Start of Material for this exercise
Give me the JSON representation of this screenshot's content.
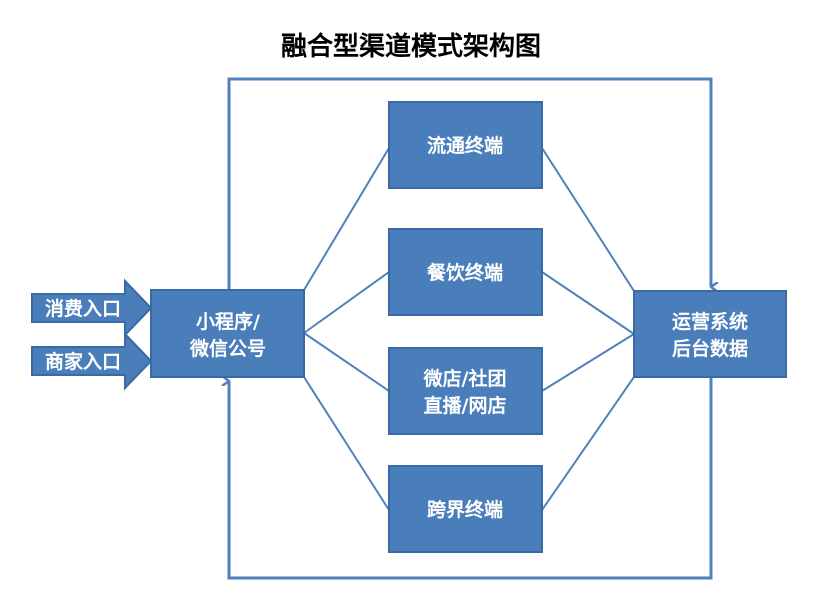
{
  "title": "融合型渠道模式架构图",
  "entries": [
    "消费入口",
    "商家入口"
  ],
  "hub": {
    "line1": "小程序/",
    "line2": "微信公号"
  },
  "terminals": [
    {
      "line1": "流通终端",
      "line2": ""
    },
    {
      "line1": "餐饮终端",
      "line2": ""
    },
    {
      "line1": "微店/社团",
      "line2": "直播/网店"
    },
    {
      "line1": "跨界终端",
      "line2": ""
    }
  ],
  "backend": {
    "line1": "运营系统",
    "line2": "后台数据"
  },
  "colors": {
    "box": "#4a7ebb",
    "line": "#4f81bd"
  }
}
End of Material for this exercise
Start of Material for this exercise
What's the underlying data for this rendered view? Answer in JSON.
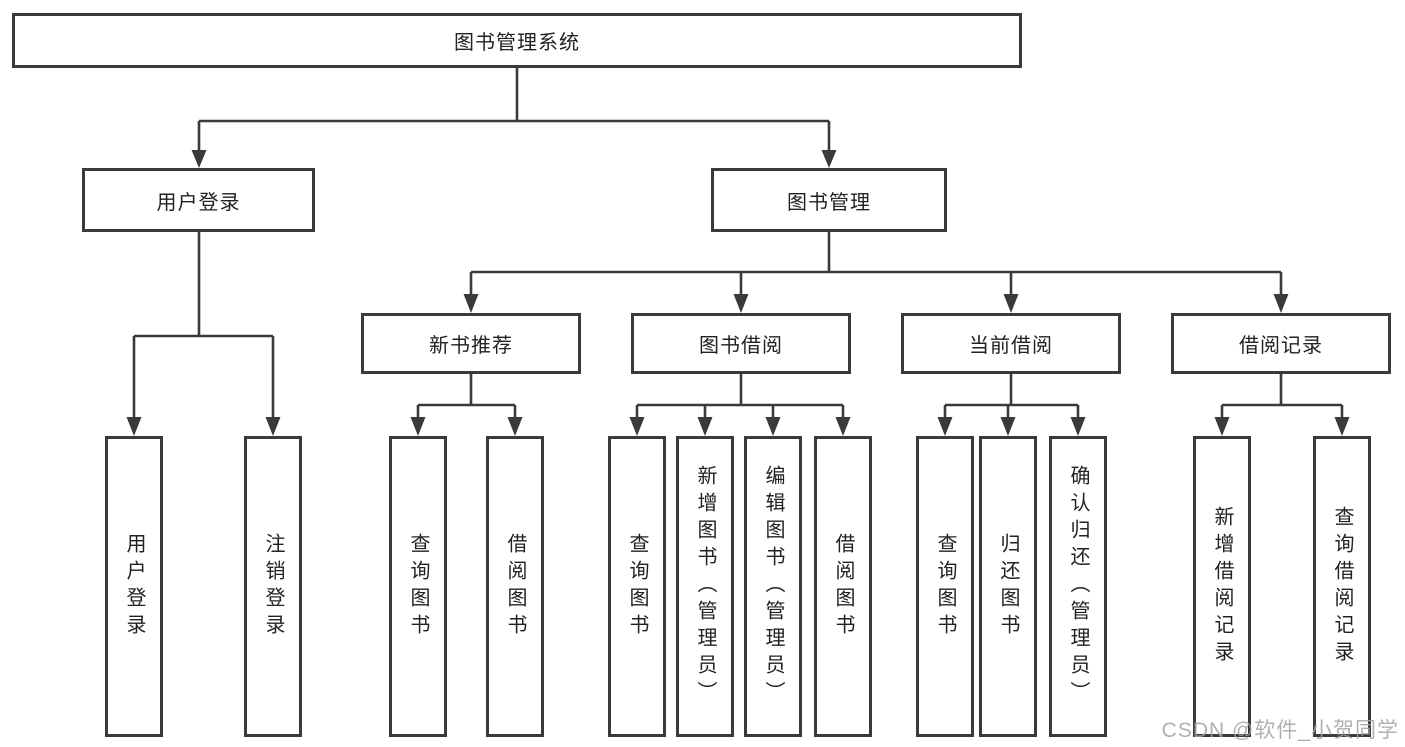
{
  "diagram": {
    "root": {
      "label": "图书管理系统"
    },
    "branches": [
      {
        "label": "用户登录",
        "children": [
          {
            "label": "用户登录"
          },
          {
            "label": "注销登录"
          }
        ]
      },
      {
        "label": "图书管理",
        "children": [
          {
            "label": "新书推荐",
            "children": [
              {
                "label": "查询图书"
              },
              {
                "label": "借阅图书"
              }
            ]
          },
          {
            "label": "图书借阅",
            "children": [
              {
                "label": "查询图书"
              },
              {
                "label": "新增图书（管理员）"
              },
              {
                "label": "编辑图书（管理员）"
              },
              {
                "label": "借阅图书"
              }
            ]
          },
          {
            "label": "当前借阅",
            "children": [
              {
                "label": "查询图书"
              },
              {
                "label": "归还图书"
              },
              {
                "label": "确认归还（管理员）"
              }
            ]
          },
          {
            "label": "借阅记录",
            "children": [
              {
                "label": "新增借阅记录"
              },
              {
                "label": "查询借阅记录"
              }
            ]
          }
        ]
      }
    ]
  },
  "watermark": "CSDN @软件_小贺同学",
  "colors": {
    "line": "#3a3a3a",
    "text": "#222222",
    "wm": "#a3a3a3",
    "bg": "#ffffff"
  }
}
End of Material for this exercise
- _Written request_: Extract all lines from the material above that include the word "JSON".

- _Task response_:
Give me the JSON representation of this screenshot's content.
What's the underlying data for this rendered view? Answer in JSON.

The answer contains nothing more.